Requirement: Images excluded, repeat each entry below exactly.

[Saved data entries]
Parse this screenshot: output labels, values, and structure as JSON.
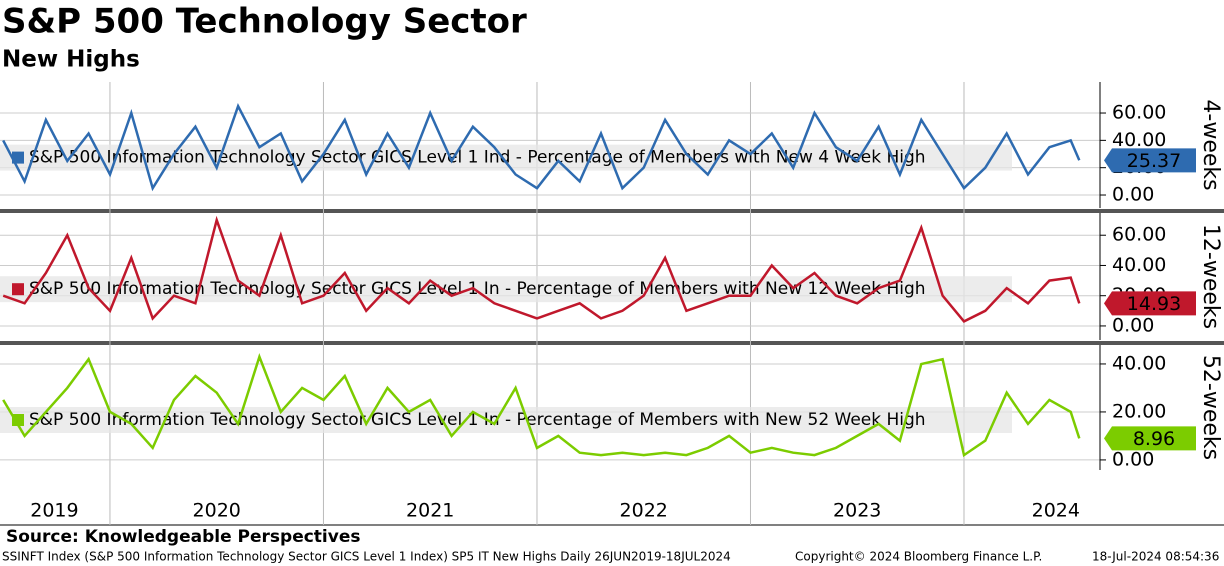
{
  "title": "S&P 500 Technology Sector",
  "subtitle": "New Highs",
  "source": "Source: Knowledgeable Perspectives",
  "footer": {
    "left": "SSINFT Index (S&P 500 Information Technology Sector GICS Level 1 Index) SP5 IT New Highs  Daily 26JUN2019-18JUL2024",
    "center": "Copyright© 2024 Bloomberg Finance L.P.",
    "right": "18-Jul-2024 08:54:36"
  },
  "x_axis": {
    "xlim": [
      2019.485,
      2024.637
    ],
    "xticks": [
      {
        "value": 2019.74,
        "label": "2019"
      },
      {
        "value": 2020.5,
        "label": "2020"
      },
      {
        "value": 2021.5,
        "label": "2021"
      },
      {
        "value": 2022.5,
        "label": "2022"
      },
      {
        "value": 2023.5,
        "label": "2023"
      },
      {
        "value": 2024.43,
        "label": "2024"
      }
    ],
    "year_lines": [
      2020,
      2021,
      2022,
      2023,
      2024
    ]
  },
  "chart_data": [
    {
      "type": "line",
      "label": "4-weeks",
      "grid": true,
      "x": [
        2019.5,
        2019.6,
        2019.7,
        2019.8,
        2019.9,
        2020.0,
        2020.1,
        2020.2,
        2020.3,
        2020.4,
        2020.5,
        2020.6,
        2020.7,
        2020.8,
        2020.9,
        2021.0,
        2021.1,
        2021.2,
        2021.3,
        2021.4,
        2021.5,
        2021.6,
        2021.7,
        2021.8,
        2021.9,
        2022.0,
        2022.1,
        2022.2,
        2022.3,
        2022.4,
        2022.5,
        2022.6,
        2022.7,
        2022.8,
        2022.9,
        2023.0,
        2023.1,
        2023.2,
        2023.3,
        2023.4,
        2023.5,
        2023.6,
        2023.7,
        2023.8,
        2023.9,
        2024.0,
        2024.1,
        2024.2,
        2024.3,
        2024.4,
        2024.5,
        2024.54
      ],
      "series": [
        {
          "name": "S&P 500 Information Technology Sector GICS Level 1 Ind - Percentage of Members with New 4 Week High",
          "color": "#2e6bb0",
          "values": [
            40,
            10,
            55,
            25,
            45,
            15,
            60,
            5,
            30,
            50,
            20,
            65,
            35,
            45,
            10,
            30,
            55,
            15,
            45,
            20,
            60,
            25,
            50,
            35,
            15,
            5,
            25,
            10,
            45,
            5,
            20,
            55,
            30,
            15,
            40,
            30,
            45,
            20,
            60,
            35,
            25,
            50,
            15,
            55,
            30,
            5,
            20,
            45,
            15,
            35,
            40,
            25.37
          ]
        }
      ],
      "ylim": [
        -9.5,
        82.7
      ],
      "yticks": [
        {
          "value": 0,
          "label": "0.00"
        },
        {
          "value": 20,
          "label": "20.00"
        },
        {
          "value": 40,
          "label": "40.00"
        },
        {
          "value": 60,
          "label": "60.00"
        }
      ]
    },
    {
      "type": "line",
      "label": "12-weeks",
      "grid": true,
      "x": [
        2019.5,
        2019.6,
        2019.7,
        2019.8,
        2019.9,
        2020.0,
        2020.1,
        2020.2,
        2020.3,
        2020.4,
        2020.5,
        2020.6,
        2020.7,
        2020.8,
        2020.9,
        2021.0,
        2021.1,
        2021.2,
        2021.3,
        2021.4,
        2021.5,
        2021.6,
        2021.7,
        2021.8,
        2021.9,
        2022.0,
        2022.1,
        2022.2,
        2022.3,
        2022.4,
        2022.5,
        2022.6,
        2022.7,
        2022.8,
        2022.9,
        2023.0,
        2023.1,
        2023.2,
        2023.3,
        2023.4,
        2023.5,
        2023.6,
        2023.7,
        2023.8,
        2023.9,
        2024.0,
        2024.1,
        2024.2,
        2024.3,
        2024.4,
        2024.5,
        2024.54
      ],
      "series": [
        {
          "name": "S&P 500 Information Technology Sector GICS Level 1 In - Percentage of Members with New 12 Week High",
          "color": "#c0182c",
          "values": [
            20,
            15,
            35,
            60,
            25,
            10,
            45,
            5,
            20,
            15,
            70,
            30,
            20,
            60,
            15,
            20,
            35,
            10,
            25,
            15,
            30,
            20,
            25,
            15,
            10,
            5,
            10,
            15,
            5,
            10,
            20,
            45,
            10,
            15,
            20,
            20,
            40,
            25,
            35,
            20,
            15,
            25,
            30,
            65,
            20,
            3,
            10,
            25,
            15,
            30,
            32,
            14.93
          ]
        }
      ],
      "ylim": [
        -9.3,
        74.7
      ],
      "yticks": [
        {
          "value": 0,
          "label": "0.00"
        },
        {
          "value": 20,
          "label": "20.00"
        },
        {
          "value": 40,
          "label": "40.00"
        },
        {
          "value": 60,
          "label": "60.00"
        }
      ]
    },
    {
      "type": "line",
      "label": "52-weeks",
      "grid": true,
      "x": [
        2019.5,
        2019.6,
        2019.7,
        2019.8,
        2019.9,
        2020.0,
        2020.1,
        2020.2,
        2020.3,
        2020.4,
        2020.5,
        2020.6,
        2020.7,
        2020.8,
        2020.9,
        2021.0,
        2021.1,
        2021.2,
        2021.3,
        2021.4,
        2021.5,
        2021.6,
        2021.7,
        2021.8,
        2021.9,
        2022.0,
        2022.1,
        2022.2,
        2022.3,
        2022.4,
        2022.5,
        2022.6,
        2022.7,
        2022.8,
        2022.9,
        2023.0,
        2023.1,
        2023.2,
        2023.3,
        2023.4,
        2023.5,
        2023.6,
        2023.7,
        2023.8,
        2023.9,
        2024.0,
        2024.1,
        2024.2,
        2024.3,
        2024.4,
        2024.5,
        2024.54
      ],
      "series": [
        {
          "name": "S&P 500 Information Technology Sector GICS Level 1 In - Percentage of Members with New 52 Week High",
          "color": "#7ccc00",
          "values": [
            25,
            10,
            20,
            30,
            42,
            20,
            15,
            5,
            25,
            35,
            28,
            15,
            43,
            20,
            30,
            25,
            35,
            15,
            30,
            20,
            25,
            10,
            20,
            15,
            30,
            5,
            10,
            3,
            2,
            3,
            2,
            3,
            2,
            5,
            10,
            3,
            5,
            3,
            2,
            5,
            10,
            15,
            8,
            40,
            42,
            2,
            8,
            28,
            15,
            25,
            20,
            8.96
          ]
        }
      ],
      "ylim": [
        -4.2,
        47.9
      ],
      "yticks": [
        {
          "value": 0,
          "label": "0.00"
        },
        {
          "value": 20,
          "label": "20.00"
        },
        {
          "value": 40,
          "label": "40.00"
        }
      ]
    }
  ]
}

Answer to the problem:
Parse this screenshot: output labels, values, and structure as JSON.
{
  "title": "S&P 500 Technology Sector",
  "subtitle": "New Highs",
  "source": "Source: Knowledgeable Perspectives",
  "footer": {
    "left": "SSINFT Index (S&P 500 Information Technology Sector GICS Level 1 Index) SP5 IT New Highs  Daily 26JUN2019-18JUL2024",
    "center": "Copyright© 2024 Bloomberg Finance L.P.",
    "right": "18-Jul-2024 08:54:36"
  },
  "x_axis": {
    "xlim": [
      2019.485,
      2024.637
    ],
    "xticks": [
      {
        "value": 2019.74,
        "label": "2019"
      },
      {
        "value": 2020.5,
        "label": "2020"
      },
      {
        "value": 2021.5,
        "label": "2021"
      },
      {
        "value": 2022.5,
        "label": "2022"
      },
      {
        "value": 2023.5,
        "label": "2023"
      },
      {
        "value": 2024.43,
        "label": "2024"
      }
    ],
    "year_lines": [
      2020,
      2021,
      2022,
      2023,
      2024
    ]
  },
  "chart_data": [
    {
      "type": "line",
      "label": "4-weeks",
      "grid": true,
      "x": [
        2019.5,
        2019.6,
        2019.7,
        2019.8,
        2019.9,
        2020.0,
        2020.1,
        2020.2,
        2020.3,
        2020.4,
        2020.5,
        2020.6,
        2020.7,
        2020.8,
        2020.9,
        2021.0,
        2021.1,
        2021.2,
        2021.3,
        2021.4,
        2021.5,
        2021.6,
        2021.7,
        2021.8,
        2021.9,
        2022.0,
        2022.1,
        2022.2,
        2022.3,
        2022.4,
        2022.5,
        2022.6,
        2022.7,
        2022.8,
        2022.9,
        2023.0,
        2023.1,
        2023.2,
        2023.3,
        2023.4,
        2023.5,
        2023.6,
        2023.7,
        2023.8,
        2023.9,
        2024.0,
        2024.1,
        2024.2,
        2024.3,
        2024.4,
        2024.5,
        2024.54
      ],
      "series": [
        {
          "name": "S&P 500 Information Technology Sector GICS Level 1 Ind - Percentage of Members with New 4 Week High",
          "color": "#2e6bb0",
          "values": [
            40,
            10,
            55,
            25,
            45,
            15,
            60,
            5,
            30,
            50,
            20,
            65,
            35,
            45,
            10,
            30,
            55,
            15,
            45,
            20,
            60,
            25,
            50,
            35,
            15,
            5,
            25,
            10,
            45,
            5,
            20,
            55,
            30,
            15,
            40,
            30,
            45,
            20,
            60,
            35,
            25,
            50,
            15,
            55,
            30,
            5,
            20,
            45,
            15,
            35,
            40,
            25.37
          ]
        }
      ],
      "ylim": [
        -9.5,
        82.7
      ],
      "yticks": [
        {
          "value": 0,
          "label": "0.00"
        },
        {
          "value": 20,
          "label": "20.00"
        },
        {
          "value": 40,
          "label": "40.00"
        },
        {
          "value": 60,
          "label": "60.00"
        }
      ]
    },
    {
      "type": "line",
      "label": "12-weeks",
      "grid": true,
      "x": [
        2019.5,
        2019.6,
        2019.7,
        2019.8,
        2019.9,
        2020.0,
        2020.1,
        2020.2,
        2020.3,
        2020.4,
        2020.5,
        2020.6,
        2020.7,
        2020.8,
        2020.9,
        2021.0,
        2021.1,
        2021.2,
        2021.3,
        2021.4,
        2021.5,
        2021.6,
        2021.7,
        2021.8,
        2021.9,
        2022.0,
        2022.1,
        2022.2,
        2022.3,
        2022.4,
        2022.5,
        2022.6,
        2022.7,
        2022.8,
        2022.9,
        2023.0,
        2023.1,
        2023.2,
        2023.3,
        2023.4,
        2023.5,
        2023.6,
        2023.7,
        2023.8,
        2023.9,
        2024.0,
        2024.1,
        2024.2,
        2024.3,
        2024.4,
        2024.5,
        2024.54
      ],
      "series": [
        {
          "name": "S&P 500 Information Technology Sector GICS Level 1 In - Percentage of Members with New 12 Week High",
          "color": "#c0182c",
          "values": [
            20,
            15,
            35,
            60,
            25,
            10,
            45,
            5,
            20,
            15,
            70,
            30,
            20,
            60,
            15,
            20,
            35,
            10,
            25,
            15,
            30,
            20,
            25,
            15,
            10,
            5,
            10,
            15,
            5,
            10,
            20,
            45,
            10,
            15,
            20,
            20,
            40,
            25,
            35,
            20,
            15,
            25,
            30,
            65,
            20,
            3,
            10,
            25,
            15,
            30,
            32,
            14.93
          ]
        }
      ],
      "ylim": [
        -9.3,
        74.7
      ],
      "yticks": [
        {
          "value": 0,
          "label": "0.00"
        },
        {
          "value": 20,
          "label": "20.00"
        },
        {
          "value": 40,
          "label": "40.00"
        },
        {
          "value": 60,
          "label": "60.00"
        }
      ]
    },
    {
      "type": "line",
      "label": "52-weeks",
      "grid": true,
      "x": [
        2019.5,
        2019.6,
        2019.7,
        2019.8,
        2019.9,
        2020.0,
        2020.1,
        2020.2,
        2020.3,
        2020.4,
        2020.5,
        2020.6,
        2020.7,
        2020.8,
        2020.9,
        2021.0,
        2021.1,
        2021.2,
        2021.3,
        2021.4,
        2021.5,
        2021.6,
        2021.7,
        2021.8,
        2021.9,
        2022.0,
        2022.1,
        2022.2,
        2022.3,
        2022.4,
        2022.5,
        2022.6,
        2022.7,
        2022.8,
        2022.9,
        2023.0,
        2023.1,
        2023.2,
        2023.3,
        2023.4,
        2023.5,
        2023.6,
        2023.7,
        2023.8,
        2023.9,
        2024.0,
        2024.1,
        2024.2,
        2024.3,
        2024.4,
        2024.5,
        2024.54
      ],
      "series": [
        {
          "name": "S&P 500 Information Technology Sector GICS Level 1 In - Percentage of Members with New 52 Week High",
          "color": "#7ccc00",
          "values": [
            25,
            10,
            20,
            30,
            42,
            20,
            15,
            5,
            25,
            35,
            28,
            15,
            43,
            20,
            30,
            25,
            35,
            15,
            30,
            20,
            25,
            10,
            20,
            15,
            30,
            5,
            10,
            3,
            2,
            3,
            2,
            3,
            2,
            5,
            10,
            3,
            5,
            3,
            2,
            5,
            10,
            15,
            8,
            40,
            42,
            2,
            8,
            28,
            15,
            25,
            20,
            8.96
          ]
        }
      ],
      "ylim": [
        -4.2,
        47.9
      ],
      "yticks": [
        {
          "value": 0,
          "label": "0.00"
        },
        {
          "value": 20,
          "label": "20.00"
        },
        {
          "value": 40,
          "label": "40.00"
        }
      ]
    }
  ]
}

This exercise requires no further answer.